**EXERCISE DETAILS:**
How many lines of the data hold the word "Total"? State the number and nothing else.
* START PROVIDED RECORDS *
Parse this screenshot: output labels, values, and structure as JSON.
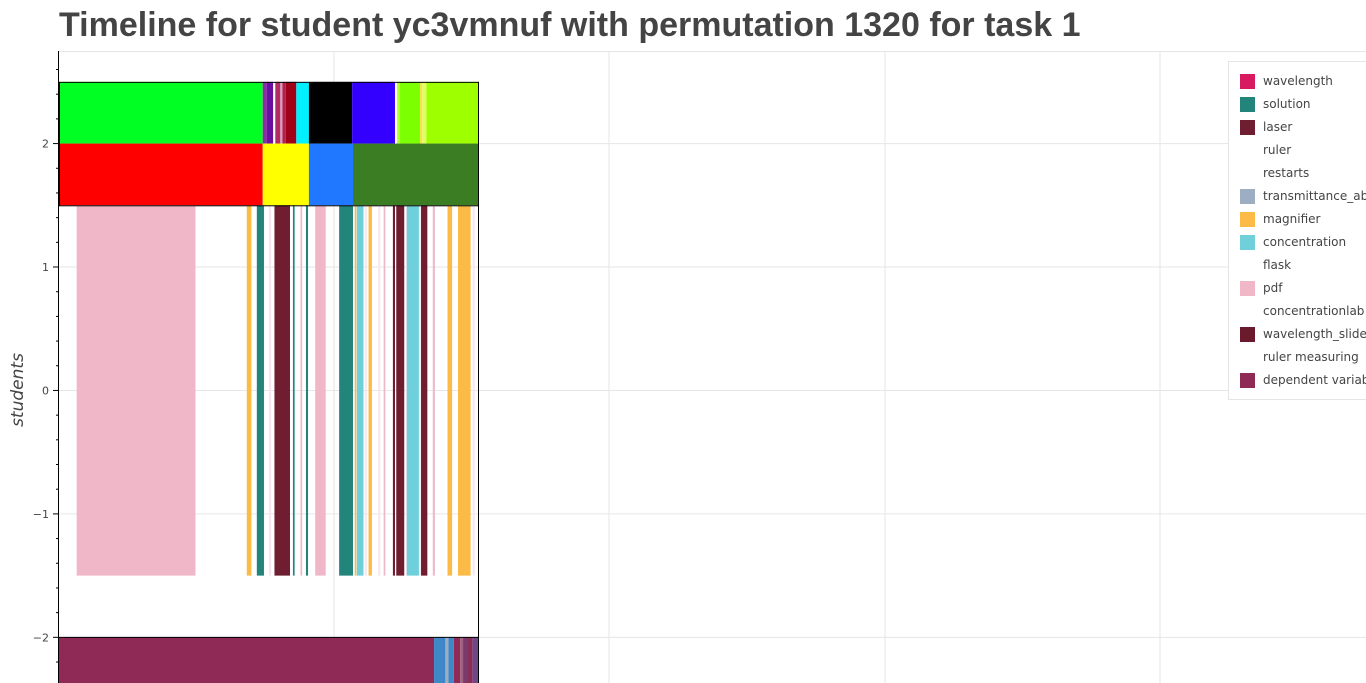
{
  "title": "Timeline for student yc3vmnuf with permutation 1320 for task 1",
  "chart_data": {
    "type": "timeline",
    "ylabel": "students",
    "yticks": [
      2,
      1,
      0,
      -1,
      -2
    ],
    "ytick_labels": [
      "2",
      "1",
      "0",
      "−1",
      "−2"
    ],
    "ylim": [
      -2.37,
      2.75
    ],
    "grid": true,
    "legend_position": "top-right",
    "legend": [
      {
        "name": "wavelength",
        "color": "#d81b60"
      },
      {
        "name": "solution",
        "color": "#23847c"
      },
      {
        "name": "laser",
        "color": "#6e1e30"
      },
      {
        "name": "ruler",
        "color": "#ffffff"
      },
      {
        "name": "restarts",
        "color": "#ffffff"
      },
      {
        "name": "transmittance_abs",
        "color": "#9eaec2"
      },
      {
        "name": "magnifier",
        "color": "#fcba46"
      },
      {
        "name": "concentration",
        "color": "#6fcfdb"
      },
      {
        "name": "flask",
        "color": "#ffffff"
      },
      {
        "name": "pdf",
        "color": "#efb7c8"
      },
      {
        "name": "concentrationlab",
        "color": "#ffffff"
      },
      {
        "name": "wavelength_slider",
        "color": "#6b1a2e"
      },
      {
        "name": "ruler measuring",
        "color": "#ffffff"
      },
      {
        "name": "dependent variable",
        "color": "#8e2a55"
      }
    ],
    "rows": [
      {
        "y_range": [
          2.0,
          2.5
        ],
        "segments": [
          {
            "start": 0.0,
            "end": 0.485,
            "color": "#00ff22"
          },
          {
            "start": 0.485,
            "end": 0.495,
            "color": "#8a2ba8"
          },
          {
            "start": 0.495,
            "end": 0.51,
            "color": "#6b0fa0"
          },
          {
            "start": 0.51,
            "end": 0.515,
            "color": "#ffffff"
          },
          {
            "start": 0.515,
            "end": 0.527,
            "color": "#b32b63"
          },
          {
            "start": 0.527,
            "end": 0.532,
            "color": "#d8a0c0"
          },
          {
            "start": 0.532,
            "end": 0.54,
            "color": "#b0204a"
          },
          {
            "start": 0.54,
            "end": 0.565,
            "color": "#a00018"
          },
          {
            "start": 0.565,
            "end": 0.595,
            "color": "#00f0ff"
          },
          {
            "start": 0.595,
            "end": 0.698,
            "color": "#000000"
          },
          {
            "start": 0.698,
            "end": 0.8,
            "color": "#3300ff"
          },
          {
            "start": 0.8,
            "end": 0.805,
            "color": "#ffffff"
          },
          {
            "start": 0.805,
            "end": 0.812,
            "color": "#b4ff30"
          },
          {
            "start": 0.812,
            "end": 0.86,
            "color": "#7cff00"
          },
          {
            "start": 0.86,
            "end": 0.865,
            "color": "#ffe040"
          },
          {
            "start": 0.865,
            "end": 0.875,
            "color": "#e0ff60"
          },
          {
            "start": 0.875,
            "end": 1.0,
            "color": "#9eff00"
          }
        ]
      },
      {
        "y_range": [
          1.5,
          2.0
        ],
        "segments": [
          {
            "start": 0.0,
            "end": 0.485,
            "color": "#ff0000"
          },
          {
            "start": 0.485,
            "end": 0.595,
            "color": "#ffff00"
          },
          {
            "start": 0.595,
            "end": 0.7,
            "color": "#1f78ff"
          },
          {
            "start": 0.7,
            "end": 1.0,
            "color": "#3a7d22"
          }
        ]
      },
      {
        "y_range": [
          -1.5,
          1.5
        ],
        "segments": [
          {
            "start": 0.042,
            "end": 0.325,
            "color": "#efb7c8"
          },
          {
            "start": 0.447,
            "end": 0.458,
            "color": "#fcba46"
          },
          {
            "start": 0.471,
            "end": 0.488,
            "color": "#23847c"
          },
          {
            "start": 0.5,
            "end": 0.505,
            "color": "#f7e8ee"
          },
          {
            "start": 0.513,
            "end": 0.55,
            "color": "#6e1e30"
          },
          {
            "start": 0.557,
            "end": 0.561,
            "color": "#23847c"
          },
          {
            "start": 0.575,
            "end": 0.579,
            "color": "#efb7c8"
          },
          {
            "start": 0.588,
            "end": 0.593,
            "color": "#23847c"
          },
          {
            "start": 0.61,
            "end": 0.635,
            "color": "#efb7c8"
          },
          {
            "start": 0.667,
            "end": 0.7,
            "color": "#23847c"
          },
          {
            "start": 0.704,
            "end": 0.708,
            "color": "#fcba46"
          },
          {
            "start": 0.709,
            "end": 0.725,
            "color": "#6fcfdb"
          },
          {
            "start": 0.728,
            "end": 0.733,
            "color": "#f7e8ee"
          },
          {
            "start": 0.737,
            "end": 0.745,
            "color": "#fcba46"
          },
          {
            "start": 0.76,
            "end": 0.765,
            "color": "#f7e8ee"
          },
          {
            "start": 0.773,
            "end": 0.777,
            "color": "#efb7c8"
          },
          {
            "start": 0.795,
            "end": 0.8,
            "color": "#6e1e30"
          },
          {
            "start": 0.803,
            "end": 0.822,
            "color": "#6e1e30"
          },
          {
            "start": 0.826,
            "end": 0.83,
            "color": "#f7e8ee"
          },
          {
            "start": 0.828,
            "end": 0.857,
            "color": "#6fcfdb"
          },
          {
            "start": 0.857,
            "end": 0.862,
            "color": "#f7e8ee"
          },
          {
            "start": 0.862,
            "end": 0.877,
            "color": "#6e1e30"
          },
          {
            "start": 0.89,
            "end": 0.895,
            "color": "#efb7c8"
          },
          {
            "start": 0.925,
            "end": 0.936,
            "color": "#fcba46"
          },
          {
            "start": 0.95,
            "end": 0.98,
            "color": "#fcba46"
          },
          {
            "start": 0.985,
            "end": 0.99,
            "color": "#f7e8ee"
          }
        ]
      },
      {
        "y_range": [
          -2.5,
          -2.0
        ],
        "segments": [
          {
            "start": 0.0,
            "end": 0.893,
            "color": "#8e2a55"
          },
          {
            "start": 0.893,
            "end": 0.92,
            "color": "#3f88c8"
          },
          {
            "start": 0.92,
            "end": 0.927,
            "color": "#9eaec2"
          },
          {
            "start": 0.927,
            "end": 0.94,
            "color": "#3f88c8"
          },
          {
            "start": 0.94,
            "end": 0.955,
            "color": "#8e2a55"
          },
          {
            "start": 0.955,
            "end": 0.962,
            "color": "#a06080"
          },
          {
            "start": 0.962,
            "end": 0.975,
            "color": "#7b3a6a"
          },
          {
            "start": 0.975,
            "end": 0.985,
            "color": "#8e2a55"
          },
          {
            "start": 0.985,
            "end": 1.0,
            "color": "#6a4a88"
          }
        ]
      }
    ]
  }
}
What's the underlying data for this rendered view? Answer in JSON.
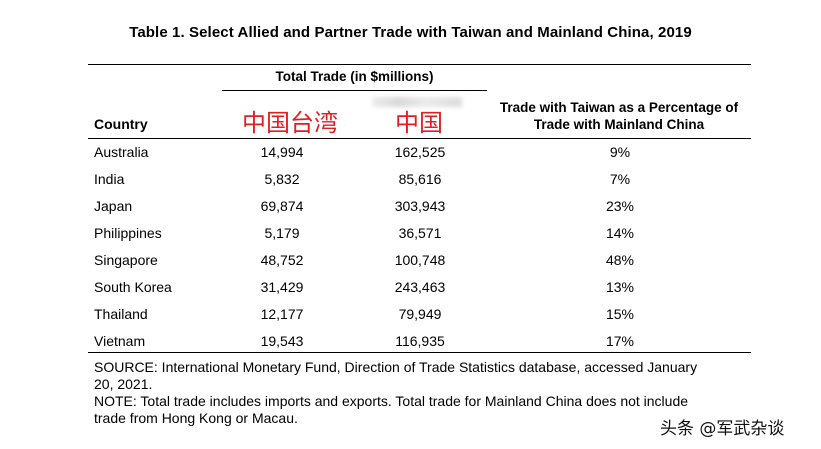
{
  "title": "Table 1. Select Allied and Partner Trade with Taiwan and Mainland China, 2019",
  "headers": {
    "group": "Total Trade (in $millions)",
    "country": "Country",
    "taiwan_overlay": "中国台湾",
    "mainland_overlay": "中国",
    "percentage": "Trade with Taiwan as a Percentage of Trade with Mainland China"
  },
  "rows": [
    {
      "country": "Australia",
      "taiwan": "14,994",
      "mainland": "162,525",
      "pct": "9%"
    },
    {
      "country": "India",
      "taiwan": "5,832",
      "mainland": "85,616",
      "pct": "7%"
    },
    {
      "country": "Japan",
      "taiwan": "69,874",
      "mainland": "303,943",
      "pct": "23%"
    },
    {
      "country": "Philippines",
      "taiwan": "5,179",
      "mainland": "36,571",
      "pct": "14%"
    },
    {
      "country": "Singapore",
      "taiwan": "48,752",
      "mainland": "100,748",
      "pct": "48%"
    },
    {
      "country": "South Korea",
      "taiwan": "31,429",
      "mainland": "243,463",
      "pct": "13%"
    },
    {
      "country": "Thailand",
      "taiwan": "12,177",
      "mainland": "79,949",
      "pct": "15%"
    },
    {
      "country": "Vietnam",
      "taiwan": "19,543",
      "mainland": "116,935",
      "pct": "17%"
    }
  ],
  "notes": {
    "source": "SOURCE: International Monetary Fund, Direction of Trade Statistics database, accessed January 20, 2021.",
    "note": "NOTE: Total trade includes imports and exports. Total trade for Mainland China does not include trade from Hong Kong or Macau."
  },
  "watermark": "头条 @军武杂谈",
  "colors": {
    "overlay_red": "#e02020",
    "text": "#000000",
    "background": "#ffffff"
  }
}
* END PROVIDED RECORDS *
**OUTPUT BELOW:**
2